What is required:
Restate the full set of records exactly, word for word.

[Chart and figure data]
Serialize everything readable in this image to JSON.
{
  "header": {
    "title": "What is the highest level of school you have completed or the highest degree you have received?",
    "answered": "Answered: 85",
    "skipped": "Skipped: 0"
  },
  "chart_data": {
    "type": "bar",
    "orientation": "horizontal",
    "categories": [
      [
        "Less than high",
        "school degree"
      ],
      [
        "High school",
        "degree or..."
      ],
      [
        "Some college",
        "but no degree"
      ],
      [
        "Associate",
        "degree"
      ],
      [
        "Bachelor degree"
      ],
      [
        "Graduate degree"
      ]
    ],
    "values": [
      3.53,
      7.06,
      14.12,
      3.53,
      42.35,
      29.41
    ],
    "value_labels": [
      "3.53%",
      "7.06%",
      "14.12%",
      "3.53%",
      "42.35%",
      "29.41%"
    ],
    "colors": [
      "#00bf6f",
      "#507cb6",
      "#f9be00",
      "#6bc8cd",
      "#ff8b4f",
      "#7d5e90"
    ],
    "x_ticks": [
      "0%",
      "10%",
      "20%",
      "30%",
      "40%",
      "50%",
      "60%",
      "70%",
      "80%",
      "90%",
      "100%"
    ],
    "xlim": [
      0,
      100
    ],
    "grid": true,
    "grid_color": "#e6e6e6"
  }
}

Result of this task:
Serialize everything readable in this image to JSON.
{
  "header": {
    "title": "What is the highest level of school you have completed or the highest degree you have received?",
    "answered": "Answered: 85",
    "skipped": "Skipped: 0"
  },
  "chart_data": {
    "type": "bar",
    "orientation": "horizontal",
    "categories": [
      [
        "Less than high",
        "school degree"
      ],
      [
        "High school",
        "degree or..."
      ],
      [
        "Some college",
        "but no degree"
      ],
      [
        "Associate",
        "degree"
      ],
      [
        "Bachelor degree"
      ],
      [
        "Graduate degree"
      ]
    ],
    "values": [
      3.53,
      7.06,
      14.12,
      3.53,
      42.35,
      29.41
    ],
    "value_labels": [
      "3.53%",
      "7.06%",
      "14.12%",
      "3.53%",
      "42.35%",
      "29.41%"
    ],
    "colors": [
      "#00bf6f",
      "#507cb6",
      "#f9be00",
      "#6bc8cd",
      "#ff8b4f",
      "#7d5e90"
    ],
    "x_ticks": [
      "0%",
      "10%",
      "20%",
      "30%",
      "40%",
      "50%",
      "60%",
      "70%",
      "80%",
      "90%",
      "100%"
    ],
    "xlim": [
      0,
      100
    ],
    "grid": true,
    "grid_color": "#e6e6e6"
  }
}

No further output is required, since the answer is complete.